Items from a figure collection
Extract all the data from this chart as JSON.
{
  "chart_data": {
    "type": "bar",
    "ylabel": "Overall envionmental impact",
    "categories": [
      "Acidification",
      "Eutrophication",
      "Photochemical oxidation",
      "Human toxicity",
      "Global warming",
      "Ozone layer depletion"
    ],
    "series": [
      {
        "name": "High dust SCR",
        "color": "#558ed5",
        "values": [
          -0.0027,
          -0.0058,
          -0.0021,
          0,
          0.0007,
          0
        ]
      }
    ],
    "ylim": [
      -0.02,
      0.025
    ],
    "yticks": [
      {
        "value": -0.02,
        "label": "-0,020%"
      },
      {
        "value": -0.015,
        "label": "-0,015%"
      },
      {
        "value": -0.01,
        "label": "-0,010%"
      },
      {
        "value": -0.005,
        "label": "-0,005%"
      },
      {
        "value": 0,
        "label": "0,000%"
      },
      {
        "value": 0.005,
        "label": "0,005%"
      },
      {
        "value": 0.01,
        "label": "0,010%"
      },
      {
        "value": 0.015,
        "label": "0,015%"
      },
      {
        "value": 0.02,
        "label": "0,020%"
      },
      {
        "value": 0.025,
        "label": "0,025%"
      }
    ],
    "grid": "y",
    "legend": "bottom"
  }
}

**Written problem**.
Nothing in the data may differ; print all of it exactly as written.

**Written solution**.
Extract all the data from this chart as JSON.
{
  "chart_data": {
    "type": "bar",
    "ylabel": "Overall envionmental impact",
    "categories": [
      "Acidification",
      "Eutrophication",
      "Photochemical oxidation",
      "Human toxicity",
      "Global warming",
      "Ozone layer depletion"
    ],
    "series": [
      {
        "name": "High dust SCR",
        "color": "#558ed5",
        "values": [
          -0.0027,
          -0.0058,
          -0.0021,
          0,
          0.0007,
          0
        ]
      }
    ],
    "ylim": [
      -0.02,
      0.025
    ],
    "yticks": [
      {
        "value": -0.02,
        "label": "-0,020%"
      },
      {
        "value": -0.015,
        "label": "-0,015%"
      },
      {
        "value": -0.01,
        "label": "-0,010%"
      },
      {
        "value": -0.005,
        "label": "-0,005%"
      },
      {
        "value": 0,
        "label": "0,000%"
      },
      {
        "value": 0.005,
        "label": "0,005%"
      },
      {
        "value": 0.01,
        "label": "0,010%"
      },
      {
        "value": 0.015,
        "label": "0,015%"
      },
      {
        "value": 0.02,
        "label": "0,020%"
      },
      {
        "value": 0.025,
        "label": "0,025%"
      }
    ],
    "grid": "y",
    "legend": "bottom"
  }
}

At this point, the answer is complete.